# WORK TO COMPLETE:
Below is a block of records; repeat each one exactly.

# MATERIALS PROVIDED:
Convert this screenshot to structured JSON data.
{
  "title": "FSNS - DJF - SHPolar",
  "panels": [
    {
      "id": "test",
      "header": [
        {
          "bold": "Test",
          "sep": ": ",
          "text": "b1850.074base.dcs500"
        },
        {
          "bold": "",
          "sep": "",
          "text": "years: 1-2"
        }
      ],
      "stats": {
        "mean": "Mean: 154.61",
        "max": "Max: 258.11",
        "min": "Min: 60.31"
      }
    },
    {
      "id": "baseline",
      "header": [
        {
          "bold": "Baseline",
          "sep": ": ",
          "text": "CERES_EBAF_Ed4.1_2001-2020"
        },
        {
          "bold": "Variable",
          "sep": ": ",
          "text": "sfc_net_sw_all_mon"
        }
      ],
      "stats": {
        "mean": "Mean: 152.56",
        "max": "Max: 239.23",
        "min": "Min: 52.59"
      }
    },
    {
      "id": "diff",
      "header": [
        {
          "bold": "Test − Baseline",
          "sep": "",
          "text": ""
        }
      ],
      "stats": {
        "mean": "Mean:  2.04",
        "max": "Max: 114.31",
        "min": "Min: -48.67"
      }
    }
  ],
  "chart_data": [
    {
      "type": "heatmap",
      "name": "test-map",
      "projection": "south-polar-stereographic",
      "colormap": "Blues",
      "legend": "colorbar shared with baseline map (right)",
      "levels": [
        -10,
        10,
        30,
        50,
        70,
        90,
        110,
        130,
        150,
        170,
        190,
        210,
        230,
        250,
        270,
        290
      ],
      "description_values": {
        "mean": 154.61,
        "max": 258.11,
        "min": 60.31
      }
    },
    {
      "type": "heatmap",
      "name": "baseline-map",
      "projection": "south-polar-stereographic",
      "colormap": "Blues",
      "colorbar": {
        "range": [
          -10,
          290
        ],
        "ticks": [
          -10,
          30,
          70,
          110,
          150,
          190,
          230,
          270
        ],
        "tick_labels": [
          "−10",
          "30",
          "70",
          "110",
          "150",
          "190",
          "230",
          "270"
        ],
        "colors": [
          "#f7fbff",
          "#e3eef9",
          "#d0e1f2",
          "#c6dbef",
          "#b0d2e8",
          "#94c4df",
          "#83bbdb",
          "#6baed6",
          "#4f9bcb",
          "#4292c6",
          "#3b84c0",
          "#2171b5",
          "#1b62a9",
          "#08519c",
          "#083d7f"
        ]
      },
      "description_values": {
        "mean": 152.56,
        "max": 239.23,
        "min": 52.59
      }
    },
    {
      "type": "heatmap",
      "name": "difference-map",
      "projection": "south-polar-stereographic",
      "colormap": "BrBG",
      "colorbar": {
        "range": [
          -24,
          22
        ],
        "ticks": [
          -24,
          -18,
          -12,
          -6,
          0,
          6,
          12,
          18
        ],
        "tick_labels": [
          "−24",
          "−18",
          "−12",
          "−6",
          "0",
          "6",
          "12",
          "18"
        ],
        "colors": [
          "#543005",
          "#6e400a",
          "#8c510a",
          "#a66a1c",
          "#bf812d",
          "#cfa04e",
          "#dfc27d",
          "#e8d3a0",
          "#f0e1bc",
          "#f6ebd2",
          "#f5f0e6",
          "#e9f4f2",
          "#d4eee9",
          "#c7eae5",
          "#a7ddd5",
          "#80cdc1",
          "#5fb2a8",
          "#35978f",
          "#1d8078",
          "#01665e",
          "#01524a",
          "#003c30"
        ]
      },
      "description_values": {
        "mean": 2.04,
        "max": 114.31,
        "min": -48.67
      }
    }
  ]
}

# EXERCISE OUTPUT:
Convert this screenshot to structured JSON data.
{
  "title": "FSNS - DJF - SHPolar",
  "panels": [
    {
      "id": "test",
      "header": [
        {
          "bold": "Test",
          "sep": ": ",
          "text": "b1850.074base.dcs500"
        },
        {
          "bold": "",
          "sep": "",
          "text": "years: 1-2"
        }
      ],
      "stats": {
        "mean": "Mean: 154.61",
        "max": "Max: 258.11",
        "min": "Min: 60.31"
      }
    },
    {
      "id": "baseline",
      "header": [
        {
          "bold": "Baseline",
          "sep": ": ",
          "text": "CERES_EBAF_Ed4.1_2001-2020"
        },
        {
          "bold": "Variable",
          "sep": ": ",
          "text": "sfc_net_sw_all_mon"
        }
      ],
      "stats": {
        "mean": "Mean: 152.56",
        "max": "Max: 239.23",
        "min": "Min: 52.59"
      }
    },
    {
      "id": "diff",
      "header": [
        {
          "bold": "Test − Baseline",
          "sep": "",
          "text": ""
        }
      ],
      "stats": {
        "mean": "Mean:  2.04",
        "max": "Max: 114.31",
        "min": "Min: -48.67"
      }
    }
  ],
  "chart_data": [
    {
      "type": "heatmap",
      "name": "test-map",
      "projection": "south-polar-stereographic",
      "colormap": "Blues",
      "legend": "colorbar shared with baseline map (right)",
      "levels": [
        -10,
        10,
        30,
        50,
        70,
        90,
        110,
        130,
        150,
        170,
        190,
        210,
        230,
        250,
        270,
        290
      ],
      "description_values": {
        "mean": 154.61,
        "max": 258.11,
        "min": 60.31
      }
    },
    {
      "type": "heatmap",
      "name": "baseline-map",
      "projection": "south-polar-stereographic",
      "colormap": "Blues",
      "colorbar": {
        "range": [
          -10,
          290
        ],
        "ticks": [
          -10,
          30,
          70,
          110,
          150,
          190,
          230,
          270
        ],
        "tick_labels": [
          "−10",
          "30",
          "70",
          "110",
          "150",
          "190",
          "230",
          "270"
        ],
        "colors": [
          "#f7fbff",
          "#e3eef9",
          "#d0e1f2",
          "#c6dbef",
          "#b0d2e8",
          "#94c4df",
          "#83bbdb",
          "#6baed6",
          "#4f9bcb",
          "#4292c6",
          "#3b84c0",
          "#2171b5",
          "#1b62a9",
          "#08519c",
          "#083d7f"
        ]
      },
      "description_values": {
        "mean": 152.56,
        "max": 239.23,
        "min": 52.59
      }
    },
    {
      "type": "heatmap",
      "name": "difference-map",
      "projection": "south-polar-stereographic",
      "colormap": "BrBG",
      "colorbar": {
        "range": [
          -24,
          22
        ],
        "ticks": [
          -24,
          -18,
          -12,
          -6,
          0,
          6,
          12,
          18
        ],
        "tick_labels": [
          "−24",
          "−18",
          "−12",
          "−6",
          "0",
          "6",
          "12",
          "18"
        ],
        "colors": [
          "#543005",
          "#6e400a",
          "#8c510a",
          "#a66a1c",
          "#bf812d",
          "#cfa04e",
          "#dfc27d",
          "#e8d3a0",
          "#f0e1bc",
          "#f6ebd2",
          "#f5f0e6",
          "#e9f4f2",
          "#d4eee9",
          "#c7eae5",
          "#a7ddd5",
          "#80cdc1",
          "#5fb2a8",
          "#35978f",
          "#1d8078",
          "#01665e",
          "#01524a",
          "#003c30"
        ]
      },
      "description_values": {
        "mean": 2.04,
        "max": 114.31,
        "min": -48.67
      }
    }
  ]
}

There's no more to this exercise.